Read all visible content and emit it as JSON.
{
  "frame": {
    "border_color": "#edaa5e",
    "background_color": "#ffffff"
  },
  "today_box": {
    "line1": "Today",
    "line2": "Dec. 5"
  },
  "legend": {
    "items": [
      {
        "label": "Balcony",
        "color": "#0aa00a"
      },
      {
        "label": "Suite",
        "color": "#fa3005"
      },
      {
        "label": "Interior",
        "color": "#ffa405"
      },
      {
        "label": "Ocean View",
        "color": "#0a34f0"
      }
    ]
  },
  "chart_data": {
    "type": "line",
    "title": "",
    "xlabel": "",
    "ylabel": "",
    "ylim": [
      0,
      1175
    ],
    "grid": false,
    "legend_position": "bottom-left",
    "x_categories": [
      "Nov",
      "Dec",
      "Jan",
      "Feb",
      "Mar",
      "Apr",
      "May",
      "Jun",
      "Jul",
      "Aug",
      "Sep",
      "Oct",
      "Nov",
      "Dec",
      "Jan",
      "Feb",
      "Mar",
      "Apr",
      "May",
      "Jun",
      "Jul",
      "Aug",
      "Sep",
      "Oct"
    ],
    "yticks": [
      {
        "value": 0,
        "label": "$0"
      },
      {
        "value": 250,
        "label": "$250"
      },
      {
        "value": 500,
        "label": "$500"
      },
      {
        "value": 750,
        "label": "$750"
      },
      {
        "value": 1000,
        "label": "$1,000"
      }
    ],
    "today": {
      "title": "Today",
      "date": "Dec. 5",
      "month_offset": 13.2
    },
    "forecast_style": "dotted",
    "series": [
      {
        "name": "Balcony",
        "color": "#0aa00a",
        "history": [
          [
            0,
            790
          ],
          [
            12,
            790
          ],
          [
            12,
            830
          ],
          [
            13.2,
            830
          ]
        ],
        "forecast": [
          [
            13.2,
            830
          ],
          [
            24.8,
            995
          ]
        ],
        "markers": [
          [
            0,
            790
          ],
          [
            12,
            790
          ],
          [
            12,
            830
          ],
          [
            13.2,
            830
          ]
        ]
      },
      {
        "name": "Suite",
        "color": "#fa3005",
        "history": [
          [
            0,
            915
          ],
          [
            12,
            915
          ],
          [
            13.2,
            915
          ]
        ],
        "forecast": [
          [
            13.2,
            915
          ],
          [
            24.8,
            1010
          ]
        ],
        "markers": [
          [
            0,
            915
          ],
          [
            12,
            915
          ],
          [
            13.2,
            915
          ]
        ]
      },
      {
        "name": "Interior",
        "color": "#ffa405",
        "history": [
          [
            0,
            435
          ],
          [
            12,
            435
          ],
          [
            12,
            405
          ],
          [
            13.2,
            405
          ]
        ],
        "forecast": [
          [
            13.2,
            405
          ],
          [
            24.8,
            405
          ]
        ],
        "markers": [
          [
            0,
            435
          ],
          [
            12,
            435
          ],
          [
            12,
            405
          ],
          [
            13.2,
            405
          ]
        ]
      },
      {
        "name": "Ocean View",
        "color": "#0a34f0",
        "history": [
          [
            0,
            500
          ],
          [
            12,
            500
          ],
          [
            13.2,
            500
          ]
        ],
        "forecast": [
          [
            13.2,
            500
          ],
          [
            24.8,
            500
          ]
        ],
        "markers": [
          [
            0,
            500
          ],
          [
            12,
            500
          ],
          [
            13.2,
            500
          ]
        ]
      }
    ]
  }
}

========

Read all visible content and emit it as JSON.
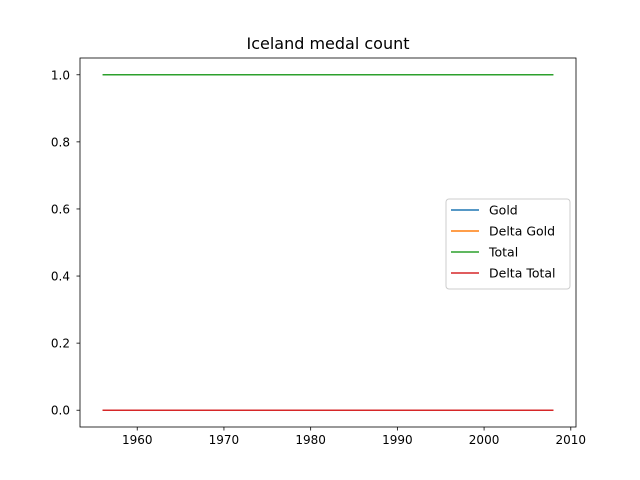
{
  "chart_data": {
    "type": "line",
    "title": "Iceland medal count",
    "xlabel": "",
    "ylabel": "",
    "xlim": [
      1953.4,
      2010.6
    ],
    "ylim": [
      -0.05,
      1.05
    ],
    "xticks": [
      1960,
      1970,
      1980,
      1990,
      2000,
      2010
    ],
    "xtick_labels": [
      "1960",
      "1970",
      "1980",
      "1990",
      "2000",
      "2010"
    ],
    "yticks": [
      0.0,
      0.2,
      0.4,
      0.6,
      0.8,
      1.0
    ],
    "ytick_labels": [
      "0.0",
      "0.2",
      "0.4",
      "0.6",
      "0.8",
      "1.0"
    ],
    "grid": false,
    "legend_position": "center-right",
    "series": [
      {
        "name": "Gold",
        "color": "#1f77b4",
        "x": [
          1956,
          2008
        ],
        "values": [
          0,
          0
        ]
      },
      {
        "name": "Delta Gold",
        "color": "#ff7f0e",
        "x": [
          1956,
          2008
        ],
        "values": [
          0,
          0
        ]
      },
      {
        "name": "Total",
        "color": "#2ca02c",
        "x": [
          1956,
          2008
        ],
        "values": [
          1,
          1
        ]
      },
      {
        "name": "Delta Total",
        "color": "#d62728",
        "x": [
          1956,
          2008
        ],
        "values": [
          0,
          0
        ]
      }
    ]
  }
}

========

Say how many lines in the records contain the string "name", and say nothing else.

-- Task output --
8